- **Set exercise**
Will you output the entries below exactly, skipping every image they contain?

________________________

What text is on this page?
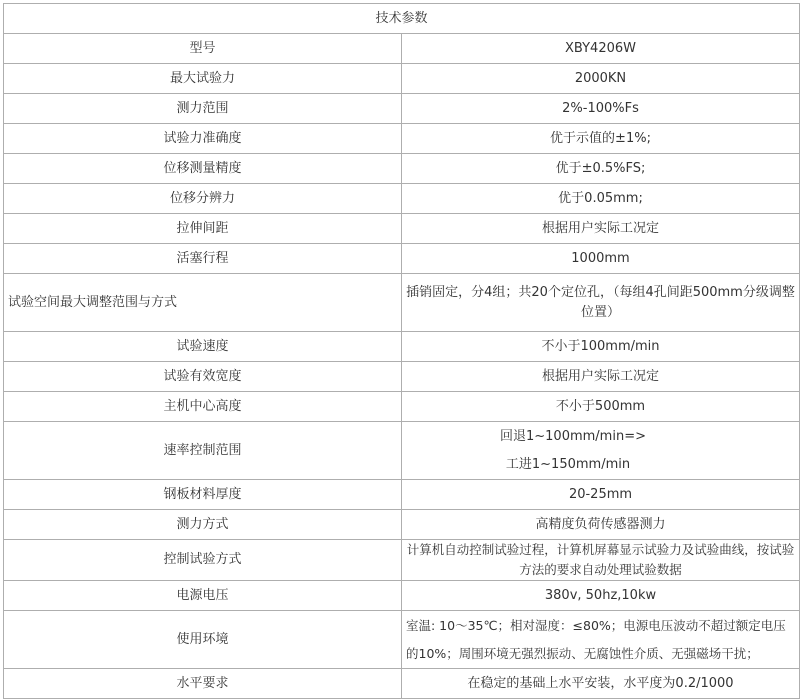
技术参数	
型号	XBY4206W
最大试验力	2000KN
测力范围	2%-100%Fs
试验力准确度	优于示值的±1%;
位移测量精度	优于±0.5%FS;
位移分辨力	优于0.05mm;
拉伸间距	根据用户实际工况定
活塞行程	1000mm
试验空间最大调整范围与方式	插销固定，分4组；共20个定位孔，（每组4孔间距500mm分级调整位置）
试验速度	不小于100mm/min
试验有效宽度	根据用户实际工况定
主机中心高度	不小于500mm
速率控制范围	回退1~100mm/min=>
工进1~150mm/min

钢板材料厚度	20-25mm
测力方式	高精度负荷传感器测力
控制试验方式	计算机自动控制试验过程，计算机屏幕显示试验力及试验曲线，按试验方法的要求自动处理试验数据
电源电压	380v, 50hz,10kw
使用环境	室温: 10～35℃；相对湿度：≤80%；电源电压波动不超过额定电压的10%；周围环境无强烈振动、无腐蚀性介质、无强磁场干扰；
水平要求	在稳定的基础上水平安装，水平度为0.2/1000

________________________

- **Output below**
What text is on this page?
技术参数	
型号	XBY4206W
最大试验力	2000KN
测力范围	2%-100%Fs
试验力准确度	优于示值的±1%;
位移测量精度	优于±0.5%FS;
位移分辨力	优于0.05mm;
拉伸间距	根据用户实际工况定
活塞行程	1000mm
试验空间最大调整范围与方式	插销固定，分4组；共20个定位孔，（每组4孔间距500mm分级调整位置）
试验速度	不小于100mm/min
试验有效宽度	根据用户实际工况定
主机中心高度	不小于500mm
速率控制范围	回退1~100mm/min=>
工进1~150mm/min

钢板材料厚度	20-25mm
测力方式	高精度负荷传感器测力
控制试验方式	计算机自动控制试验过程，计算机屏幕显示试验力及试验曲线，按试验方法的要求自动处理试验数据
电源电压	380v, 50hz,10kw
使用环境	室温: 10～35℃；相对湿度：≤80%；电源电压波动不超过额定电压的10%；周围环境无强烈振动、无腐蚀性介质、无强磁场干扰；
水平要求	在稳定的基础上水平安装，水平度为0.2/1000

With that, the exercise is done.